[START OF Data supplied]
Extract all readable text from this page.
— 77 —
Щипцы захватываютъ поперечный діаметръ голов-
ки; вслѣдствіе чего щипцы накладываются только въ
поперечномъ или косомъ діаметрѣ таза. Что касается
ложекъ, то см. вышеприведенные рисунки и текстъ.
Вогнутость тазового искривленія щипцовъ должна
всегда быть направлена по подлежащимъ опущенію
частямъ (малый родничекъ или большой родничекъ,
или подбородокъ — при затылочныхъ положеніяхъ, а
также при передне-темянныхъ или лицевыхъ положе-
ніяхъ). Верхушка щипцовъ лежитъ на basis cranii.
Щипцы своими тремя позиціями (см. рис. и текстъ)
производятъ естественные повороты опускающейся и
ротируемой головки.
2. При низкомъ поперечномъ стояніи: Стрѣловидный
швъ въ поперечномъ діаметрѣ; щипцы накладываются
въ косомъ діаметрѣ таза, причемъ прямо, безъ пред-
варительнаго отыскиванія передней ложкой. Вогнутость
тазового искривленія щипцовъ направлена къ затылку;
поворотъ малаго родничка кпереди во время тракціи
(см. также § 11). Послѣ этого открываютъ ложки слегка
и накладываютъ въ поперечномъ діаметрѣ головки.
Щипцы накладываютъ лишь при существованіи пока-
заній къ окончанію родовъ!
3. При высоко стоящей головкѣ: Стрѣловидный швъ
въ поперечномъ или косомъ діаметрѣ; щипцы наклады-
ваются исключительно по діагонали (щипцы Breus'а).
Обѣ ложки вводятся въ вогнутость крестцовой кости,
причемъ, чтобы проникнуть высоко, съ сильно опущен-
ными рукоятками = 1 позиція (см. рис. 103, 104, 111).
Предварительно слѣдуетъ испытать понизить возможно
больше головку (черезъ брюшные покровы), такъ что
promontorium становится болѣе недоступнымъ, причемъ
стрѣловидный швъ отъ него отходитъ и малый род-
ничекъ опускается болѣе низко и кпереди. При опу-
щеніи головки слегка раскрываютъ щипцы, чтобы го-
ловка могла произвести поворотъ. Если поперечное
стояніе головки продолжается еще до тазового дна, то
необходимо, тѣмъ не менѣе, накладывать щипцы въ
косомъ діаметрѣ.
[END OF Data supplied]
▶ Problem description: Repeat the material word for word, in full.

▶ Answer in full:
Extract all readable text from this page.
— 77 —
Щипцы захватываютъ поперечный діаметръ голов-
ки; вслѣдствіе чего щипцы накладываются только въ
поперечномъ или косомъ діаметрѣ таза. Что касается
ложекъ, то см. вышеприведенные рисунки и текстъ.
Вогнутость тазового искривленія щипцовъ должна
всегда быть направлена по подлежащимъ опущенію
частямъ (малый родничекъ или большой родничекъ,
или подбородокъ — при затылочныхъ положеніяхъ, а
также при передне-темянныхъ или лицевыхъ положе-
ніяхъ). Верхушка щипцовъ лежитъ на basis cranii.
Щипцы своими тремя позиціями (см. рис. и текстъ)
производятъ естественные повороты опускающейся и
ротируемой головки.
2. При низкомъ поперечномъ стояніи: Стрѣловидный
швъ въ поперечномъ діаметрѣ; щипцы накладываются
въ косомъ діаметрѣ таза, причемъ прямо, безъ пред-
варительнаго отыскиванія передней ложкой. Вогнутость
тазового искривленія щипцовъ направлена къ затылку;
поворотъ малаго родничка кпереди во время тракціи
(см. также § 11). Послѣ этого открываютъ ложки слегка
и накладываютъ въ поперечномъ діаметрѣ головки.
Щипцы накладываютъ лишь при существованіи пока-
заній къ окончанію родовъ!
3. При высоко стоящей головкѣ: Стрѣловидный швъ
въ поперечномъ или косомъ діаметрѣ; щипцы наклады-
ваются исключительно по діагонали (щипцы Breus'а).
Обѣ ложки вводятся въ вогнутость крестцовой кости,
причемъ, чтобы проникнуть высоко, съ сильно опущен-
ными рукоятками = 1 позиція (см. рис. 103, 104, 111).
Предварительно слѣдуетъ испытать понизить возможно
больше головку (черезъ брюшные покровы), такъ что
promontorium становится болѣе недоступнымъ, причемъ
стрѣловидный швъ отъ него отходитъ и малый род-
ничекъ опускается болѣе низко и кпереди. При опу-
щеніи головки слегка раскрываютъ щипцы, чтобы го-
ловка могла произвести поворотъ. Если поперечное
стояніе головки продолжается еще до тазового дна, то
необходимо, тѣмъ не менѣе, накладывать щипцы въ
косомъ діаметрѣ.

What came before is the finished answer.